*Text extract*
-.-.-

A Brief History of Nakedness

by Flower Conroy

(published in Duende, Issue 2, 2015)


In the beginning was clay 

made flesh & tingle, & a tree 

akimbo.  Rosy kernel buds 

& dripping limbs, a glimpse

of petal.  A winged breeze,

breath changed into angel,


rustled the greenest green 

grass, the bride’s muff, 

& the groom’s tuft of chest hair.  

This was nakedness’ first gesture: 

not the legs, the knees 

& elbows of the descending nudes—

but that incarnation betwixt  

branches, halo-less, butterfly 

turned back into a worm.

The rest is core & stone, leaf, sin

I mean skin & bone.


Oh, the sounds in this poem! Clay and made; tingle and tree; akimbo, limbs, and glimpse! And that's just the start--the slant/soft/true rhyme keeps coming.

-.-.-

*To do*
**1.** Please write out the passage of the piece on the history of nakedness starting with "I mean skin &" and going on through "rhyme keeps coming.".
**2.** Pick up the piece on the history of nakedness after its last sentence and carry it further.

*Stored rows*
-.-.-

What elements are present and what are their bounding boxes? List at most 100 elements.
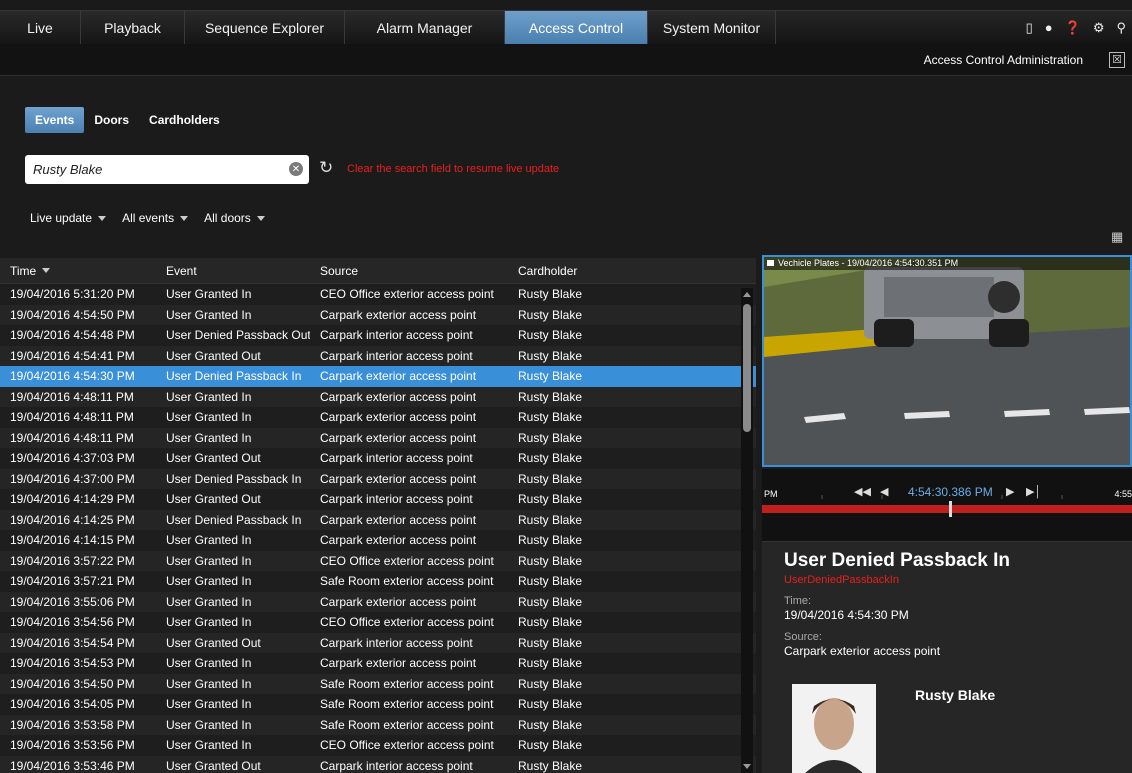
cell-cardholder: Rusty Blake [518,307,583,322]
recording-bar[interactable] [762,505,1132,513]
subtab-doors[interactable]: Doors [84,107,139,133]
table-row[interactable]: 19/04/2016 3:57:21 PM User Granted In Safe… [0,571,756,592]
cell-cardholder: Rusty Blake [518,615,583,630]
pin-icon[interactable]: ● [1045,20,1053,35]
cell-event: User Granted Out [166,492,261,507]
table-row[interactable]: 19/04/2016 3:57:22 PM User Granted In CEO … [0,550,756,571]
cell-cardholder: Rusty Blake [518,328,583,343]
time-label: Time: [784,595,812,607]
table-row[interactable]: 19/04/2016 4:14:25 PM User Denied Passbac… [0,509,756,530]
layout-icon[interactable]: ▦ [1111,229,1123,245]
cell-time: 19/04/2016 4:54:41 PM [10,348,135,363]
play-icon[interactable]: ▶ [1006,485,1014,498]
table-row[interactable]: 19/04/2016 4:54:41 PM User Granted Out Car… [0,345,756,366]
table-row[interactable]: 19/04/2016 3:55:06 PM User Granted In Carp… [0,591,756,612]
table-row[interactable]: 19/04/2016 3:54:53 PM User Granted In Carp… [0,653,756,674]
scroll-up-icon[interactable] [743,292,751,297]
cell-cardholder: Rusty Blake [518,676,583,691]
gear-icon[interactable]: ⚙ [1093,20,1105,36]
cell-event: User Granted In [166,676,252,691]
details-panel: Vechicle Plates - 19/04/2016 4:54:30.351… [762,255,1132,773]
doors-dropdown[interactable]: All doors [204,211,265,225]
camera-icon [767,260,774,266]
source-label: Source: [784,631,822,643]
table-row[interactable]: 19/04/2016 3:54:54 PM User Granted Out Car… [0,632,756,653]
table-row[interactable]: 19/04/2016 4:54:48 PM User Denied Passbac… [0,325,756,346]
filter-bar: Live update All events All doors [30,211,265,225]
cell-source: CEO Office exterior access point [320,287,494,302]
table-row[interactable]: 19/04/2016 4:48:11 PM User Granted In Carp… [0,386,756,407]
tab-live[interactable]: Live [0,10,81,44]
playback-timeline[interactable]: PM ◀◀ ◀ 4:54:30.386 PM ▶ ▶│ 4:55 [762,469,1132,541]
cell-event: User Granted In [166,553,252,568]
refresh-icon[interactable]: ↻ [319,158,333,178]
table-row[interactable]: 19/04/2016 3:53:58 PM User Granted In Safe… [0,714,756,735]
subtab-events[interactable]: Events [25,107,85,133]
cell-time: 19/04/2016 4:37:00 PM [10,471,135,486]
cell-cardholder: Rusty Blake [518,410,583,425]
subtab-cardholders[interactable]: Cardholders [139,107,230,133]
video-preview[interactable]: Vechicle Plates - 19/04/2016 4:54:30.351… [762,255,1132,467]
column-source[interactable]: Source [310,264,508,278]
cell-event: User Granted In [166,656,252,671]
table-row[interactable]: 19/04/2016 4:48:11 PM User Granted In Carp… [0,407,756,428]
column-cardholder[interactable]: Cardholder [508,264,728,278]
scroll-down-icon[interactable] [743,764,751,769]
table-row[interactable]: 19/04/2016 4:54:50 PM User Granted In Carp… [0,304,756,325]
admin-bar: Access Control Administration ☒ [0,44,1132,76]
clear-icon[interactable]: ✕ [289,162,303,176]
table-row[interactable]: 19/04/2016 4:37:00 PM User Denied Passbac… [0,468,756,489]
table-row[interactable]: 19/04/2016 3:54:05 PM User Granted In Safe… [0,694,756,715]
admin-title[interactable]: Access Control Administration [924,53,1083,67]
table-row[interactable]: 19/04/2016 3:54:56 PM User Granted In CEO … [0,612,756,633]
cell-event: User Granted In [166,697,252,712]
table-row[interactable]: 19/04/2016 3:53:56 PM User Granted In CEO … [0,735,756,756]
table-row[interactable]: 19/04/2016 3:54:50 PM User Granted In Safe… [0,673,756,694]
chevron-down-icon [98,215,107,221]
cell-cardholder: Rusty Blake [518,717,583,732]
maximize-icon[interactable]: ☒ [1109,51,1125,68]
source-value: Carpark exterior access point [784,644,941,658]
scroll-thumb[interactable] [743,304,751,432]
table-row[interactable]: 19/04/2016 5:31:20 PM User Granted In CEO … [0,284,756,305]
events-dropdown[interactable]: All events [122,211,189,225]
column-time[interactable]: Time [0,264,156,278]
step-back-icon[interactable]: ◀ [880,485,888,498]
cell-source: Carpark exterior access point [320,512,477,527]
plug-icon[interactable]: ▯ [1026,20,1033,36]
cell-source: Carpark exterior access point [320,471,477,486]
tab-system-monitor[interactable]: System Monitor [648,10,776,44]
table-row[interactable]: 19/04/2016 4:14:15 PM User Granted In Carp… [0,530,756,551]
table-row[interactable]: 19/04/2016 4:48:11 PM User Granted In Carp… [0,427,756,448]
playhead[interactable] [949,501,952,517]
help-icon[interactable]: ❓ [1065,20,1081,36]
cell-time: 19/04/2016 3:57:21 PM [10,574,135,589]
table-scrollbar[interactable] [741,288,753,773]
tab-playback[interactable]: Playback [81,10,185,44]
table-row[interactable]: 19/04/2016 4:37:03 PM User Granted Out Car… [0,448,756,469]
tab-access-control[interactable]: Access Control [505,10,648,44]
event-title: User Denied Passback In [784,550,1010,571]
search-input[interactable] [25,155,265,184]
tab-alarm-manager[interactable]: Alarm Manager [345,10,505,44]
toolbar-icons: ▯ ● ❓ ⚙ ⚲ [776,10,1132,44]
cell-cardholder: Rusty Blake [518,553,583,568]
tab-sequence-explorer[interactable]: Sequence Explorer [185,10,345,44]
column-event[interactable]: Event [156,264,310,278]
cell-cardholder: Rusty Blake [518,635,583,650]
table-row[interactable]: 19/04/2016 4:14:29 PM User Granted Out Car… [0,489,756,510]
cell-cardholder: Rusty Blake [518,758,583,773]
sort-desc-icon [42,268,51,273]
cell-event: User Granted In [166,533,252,548]
key-icon[interactable]: ⚲ [1116,20,1126,36]
live-update-dropdown[interactable]: Live update [30,211,107,225]
skip-back-icon[interactable]: ◀◀ [854,485,871,498]
step-forward-icon[interactable]: ▶│ [1026,485,1041,498]
cell-source: Carpark exterior access point [320,410,477,425]
cell-event: User Granted Out [166,451,261,466]
table-row[interactable]: 19/04/2016 3:53:46 PM User Granted Out Car… [0,755,756,773]
cell-event: User Denied Passback Out [166,328,310,343]
current-time: 4:54:30.386 PM [908,485,993,499]
cell-time: 19/04/2016 4:54:50 PM [10,307,135,322]
table-row[interactable]: 19/04/2016 4:54:30 PM User Denied Passbac… [0,366,756,387]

-.-.-

*Results in order*
**1.**
I mean skin & bone.


Oh, the sounds in this poem! Clay and made; tingle and tree; akimbo, limbs, and glimpse! And that's just the start--the slant/soft/true rhyme keeps coming.

**2.**
But the second stanza goes beyong this playful diction, and fulfills what started with the first line, an obvious nod to the Garden of Eden. "The first gesture" of nakedness which is described by the poet so sensually and with such unexpected detail: "butterfly/turned back into a worm." Not even a caterpillar, but a worm--both more phallic and more snake-like.


The last two lines give us true rhyme, drawing more attention to the words Conroy wants us to really notice: stone, bone, skin, sin, and the soft assonance of leaf and mean.


This poem pulls the reader in with a fun title and has fun until the end.